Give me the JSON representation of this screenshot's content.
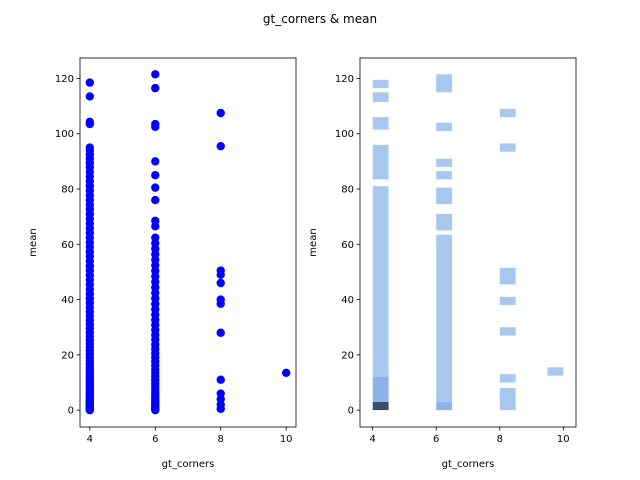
{
  "figure": {
    "title": "gt_corners & mean"
  },
  "chart_data": [
    {
      "type": "scatter",
      "xlabel": "gt_corners",
      "ylabel": "mean",
      "xlim": [
        3.7,
        10.3
      ],
      "ylim": [
        -6.1,
        127.4
      ],
      "xticks": [
        4,
        6,
        8,
        10
      ],
      "yticks": [
        0,
        20,
        40,
        60,
        80,
        100,
        120
      ],
      "color": "#0000ff",
      "points": {
        "x4": [
          0.0,
          0.2,
          0.4,
          0.6,
          0.8,
          1.0,
          1.3,
          1.6,
          2.0,
          2.4,
          2.8,
          3.2,
          3.7,
          4.2,
          4.7,
          5.3,
          5.9,
          6.5,
          7.2,
          7.9,
          8.6,
          9.4,
          10.2,
          11.0,
          11.9,
          12.8,
          13.7,
          14.7,
          15.7,
          16.8,
          17.9,
          19.0,
          20.2,
          21.4,
          22.7,
          24.0,
          25.3,
          26.7,
          28.1,
          29.5,
          31.0,
          32.5,
          34.0,
          35.6,
          37.2,
          38.8,
          40.4,
          42.0,
          43.7,
          45.4,
          47.1,
          48.8,
          50.5,
          52.2,
          53.9,
          55.6,
          57.3,
          59.0,
          60.7,
          62.4,
          64.1,
          65.8,
          67.5,
          69.2,
          70.9,
          72.6,
          74.3,
          76.0,
          77.7,
          79.4,
          81.1,
          82.8,
          84.5,
          86.2,
          87.9,
          89.5,
          91.0,
          92.5,
          94.0,
          95.0,
          103.5,
          104.3,
          113.5,
          118.5
        ],
        "x6": [
          0.0,
          0.3,
          0.6,
          1.0,
          1.5,
          2.0,
          2.6,
          3.3,
          4.0,
          4.8,
          5.7,
          6.6,
          7.6,
          8.7,
          9.8,
          11.0,
          12.2,
          13.5,
          14.8,
          16.2,
          17.6,
          19.1,
          20.6,
          22.2,
          23.8,
          25.5,
          27.2,
          29.0,
          30.8,
          32.6,
          34.5,
          36.4,
          38.4,
          40.4,
          42.4,
          44.4,
          46.4,
          48.4,
          50.4,
          52.4,
          54.4,
          56.4,
          58.4,
          60.4,
          62.4,
          66.5,
          68.5,
          76.0,
          80.5,
          85.0,
          90.0,
          102.5,
          103.5,
          116.5,
          121.5
        ],
        "x8": [
          0.5,
          2.0,
          4.0,
          6.0,
          11.0,
          28.0,
          38.5,
          40.0,
          46.0,
          49.0,
          50.5,
          95.5,
          107.5
        ],
        "x10": [
          13.5
        ]
      }
    },
    {
      "type": "heatmap",
      "xlabel": "gt_corners",
      "ylabel": "mean",
      "xlim": [
        3.6,
        10.4
      ],
      "ylim": [
        -6.1,
        127.4
      ],
      "xticks": [
        4,
        6,
        8,
        10
      ],
      "yticks": [
        0,
        20,
        40,
        60,
        80,
        100,
        120
      ],
      "colors": {
        "light": "#a8c8f0",
        "mid": "#8bb3ea",
        "dark": "#3a4f6e"
      },
      "cells": [
        {
          "x": [
            4.0,
            4.5
          ],
          "y": [
            0.0,
            3.0
          ],
          "level": "dark"
        },
        {
          "x": [
            4.0,
            4.5
          ],
          "y": [
            3.0,
            12.0
          ],
          "level": "mid"
        },
        {
          "x": [
            4.0,
            4.5
          ],
          "y": [
            12.0,
            20.0
          ],
          "level": "light"
        },
        {
          "x": [
            4.0,
            4.5
          ],
          "y": [
            20.0,
            81.0
          ],
          "level": "light"
        },
        {
          "x": [
            4.0,
            4.5
          ],
          "y": [
            83.5,
            96.0
          ],
          "level": "light"
        },
        {
          "x": [
            4.0,
            4.5
          ],
          "y": [
            101.5,
            106.0
          ],
          "level": "light"
        },
        {
          "x": [
            4.0,
            4.5
          ],
          "y": [
            111.5,
            115.0
          ],
          "level": "light"
        },
        {
          "x": [
            4.0,
            4.5
          ],
          "y": [
            116.5,
            119.5
          ],
          "level": "light"
        },
        {
          "x": [
            6.0,
            6.5
          ],
          "y": [
            0.0,
            3.0
          ],
          "level": "mid"
        },
        {
          "x": [
            6.0,
            6.5
          ],
          "y": [
            3.0,
            63.5
          ],
          "level": "light"
        },
        {
          "x": [
            6.0,
            6.5
          ],
          "y": [
            65.0,
            71.0
          ],
          "level": "light"
        },
        {
          "x": [
            6.0,
            6.5
          ],
          "y": [
            74.5,
            80.5
          ],
          "level": "light"
        },
        {
          "x": [
            6.0,
            6.5
          ],
          "y": [
            83.5,
            86.5
          ],
          "level": "light"
        },
        {
          "x": [
            6.0,
            6.5
          ],
          "y": [
            88.0,
            91.0
          ],
          "level": "light"
        },
        {
          "x": [
            6.0,
            6.5
          ],
          "y": [
            101.0,
            104.0
          ],
          "level": "light"
        },
        {
          "x": [
            6.0,
            6.5
          ],
          "y": [
            115.0,
            121.5
          ],
          "level": "light"
        },
        {
          "x": [
            8.0,
            8.5
          ],
          "y": [
            0.0,
            8.0
          ],
          "level": "light"
        },
        {
          "x": [
            8.0,
            8.5
          ],
          "y": [
            10.0,
            13.0
          ],
          "level": "light"
        },
        {
          "x": [
            8.0,
            8.5
          ],
          "y": [
            27.0,
            30.0
          ],
          "level": "light"
        },
        {
          "x": [
            8.0,
            8.5
          ],
          "y": [
            38.0,
            41.0
          ],
          "level": "light"
        },
        {
          "x": [
            8.0,
            8.5
          ],
          "y": [
            45.5,
            51.5
          ],
          "level": "light"
        },
        {
          "x": [
            8.0,
            8.5
          ],
          "y": [
            93.5,
            96.5
          ],
          "level": "light"
        },
        {
          "x": [
            8.0,
            8.5
          ],
          "y": [
            106.0,
            109.0
          ],
          "level": "light"
        },
        {
          "x": [
            9.5,
            10.0
          ],
          "y": [
            12.5,
            15.5
          ],
          "level": "light"
        }
      ]
    }
  ]
}
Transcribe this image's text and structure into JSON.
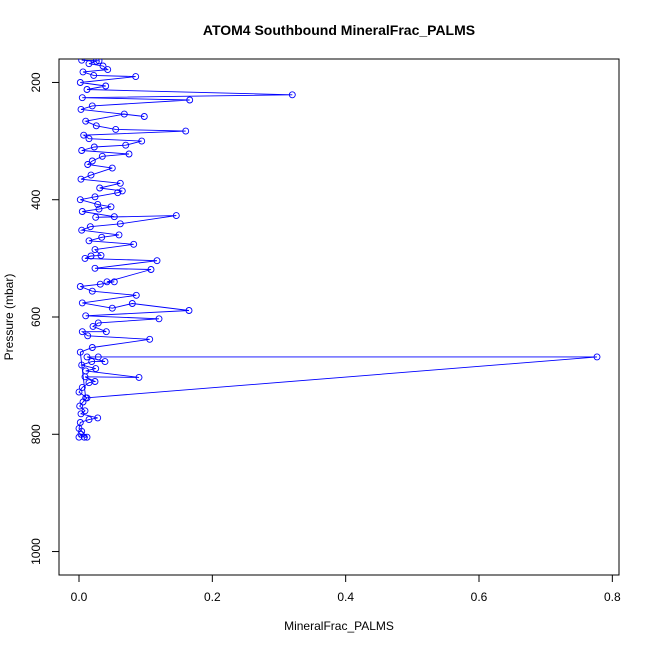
{
  "chart_data": {
    "type": "line",
    "title": "ATOM4 Southbound MineralFrac_PALMS",
    "xlabel": "MineralFrac_PALMS",
    "ylabel": "Pressure (mbar)",
    "xlim": [
      -0.03,
      0.81
    ],
    "ylim": [
      1040,
      160
    ],
    "y_reversed": true,
    "grid": false,
    "legend": "none",
    "x_ticks": [
      0.0,
      0.2,
      0.4,
      0.6,
      0.8
    ],
    "x_tick_labels": [
      "0.0",
      "0.2",
      "0.4",
      "0.6",
      "0.8"
    ],
    "y_ticks": [
      200,
      400,
      600,
      800,
      1000
    ],
    "y_tick_labels": [
      "200",
      "400",
      "600",
      "800",
      "1000"
    ],
    "series": [
      {
        "color": "#0000ff",
        "marker": "open-circle",
        "points": [
          [
            0.0,
            805
          ],
          [
            0.003,
            800
          ],
          [
            0.008,
            805
          ],
          [
            0.012,
            805
          ],
          [
            0.004,
            795
          ],
          [
            0.0,
            790
          ],
          [
            0.002,
            780
          ],
          [
            0.015,
            775
          ],
          [
            0.028,
            772
          ],
          [
            0.003,
            765
          ],
          [
            0.009,
            760
          ],
          [
            0.001,
            752
          ],
          [
            0.006,
            745
          ],
          [
            0.012,
            738
          ],
          [
            0.0,
            728
          ],
          [
            0.005,
            720
          ],
          [
            0.015,
            712
          ],
          [
            0.024,
            710
          ],
          [
            0.009,
            702
          ],
          [
            0.09,
            703
          ],
          [
            0.01,
            692
          ],
          [
            0.025,
            688
          ],
          [
            0.004,
            682
          ],
          [
            0.019,
            676
          ],
          [
            0.039,
            676
          ],
          [
            0.012,
            668
          ],
          [
            0.029,
            668
          ],
          [
            0.777,
            668
          ],
          [
            0.01,
            738
          ],
          [
            0.002,
            660
          ],
          [
            0.02,
            652
          ],
          [
            0.106,
            638
          ],
          [
            0.013,
            632
          ],
          [
            0.005,
            625
          ],
          [
            0.041,
            625
          ],
          [
            0.021,
            616
          ],
          [
            0.029,
            610
          ],
          [
            0.12,
            603
          ],
          [
            0.01,
            598
          ],
          [
            0.165,
            589
          ],
          [
            0.08,
            577
          ],
          [
            0.05,
            585
          ],
          [
            0.005,
            576
          ],
          [
            0.086,
            563
          ],
          [
            0.02,
            556
          ],
          [
            0.002,
            548
          ],
          [
            0.032,
            544
          ],
          [
            0.053,
            540
          ],
          [
            0.042,
            540
          ],
          [
            0.108,
            519
          ],
          [
            0.024,
            517
          ],
          [
            0.117,
            504
          ],
          [
            0.009,
            500
          ],
          [
            0.018,
            496
          ],
          [
            0.033,
            495
          ],
          [
            0.024,
            485
          ],
          [
            0.082,
            476
          ],
          [
            0.015,
            470
          ],
          [
            0.034,
            464
          ],
          [
            0.06,
            460
          ],
          [
            0.004,
            452
          ],
          [
            0.017,
            446
          ],
          [
            0.062,
            441
          ],
          [
            0.146,
            427
          ],
          [
            0.025,
            430
          ],
          [
            0.053,
            429
          ],
          [
            0.005,
            420
          ],
          [
            0.03,
            416
          ],
          [
            0.048,
            412
          ],
          [
            0.028,
            408
          ],
          [
            0.002,
            400
          ],
          [
            0.024,
            395
          ],
          [
            0.058,
            388
          ],
          [
            0.065,
            385
          ],
          [
            0.031,
            380
          ],
          [
            0.062,
            372
          ],
          [
            0.003,
            365
          ],
          [
            0.018,
            358
          ],
          [
            0.05,
            346
          ],
          [
            0.013,
            340
          ],
          [
            0.02,
            334
          ],
          [
            0.035,
            326
          ],
          [
            0.075,
            322
          ],
          [
            0.004,
            316
          ],
          [
            0.023,
            310
          ],
          [
            0.07,
            307
          ],
          [
            0.094,
            300
          ],
          [
            0.015,
            296
          ],
          [
            0.007,
            290
          ],
          [
            0.16,
            283
          ],
          [
            0.055,
            280
          ],
          [
            0.026,
            274
          ],
          [
            0.01,
            266
          ],
          [
            0.068,
            254
          ],
          [
            0.098,
            258
          ],
          [
            0.003,
            246
          ],
          [
            0.02,
            240
          ],
          [
            0.166,
            230
          ],
          [
            0.005,
            226
          ],
          [
            0.32,
            221
          ],
          [
            0.012,
            212
          ],
          [
            0.04,
            206
          ],
          [
            0.002,
            200
          ],
          [
            0.085,
            190
          ],
          [
            0.022,
            188
          ],
          [
            0.006,
            182
          ],
          [
            0.043,
            178
          ],
          [
            0.036,
            172
          ],
          [
            0.015,
            168
          ],
          [
            0.026,
            164
          ],
          [
            0.004,
            162
          ],
          [
            0.03,
            163
          ]
        ]
      }
    ]
  }
}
══════════
▸ **THE EXERCISE**
Gather every line from the listing above in which the word "title" appears.

▸ **WORKED SOLUTION**
    "title": "gt_corners & mean"
    "title": "ATOM4 Southbound MineralFrac_PALMS",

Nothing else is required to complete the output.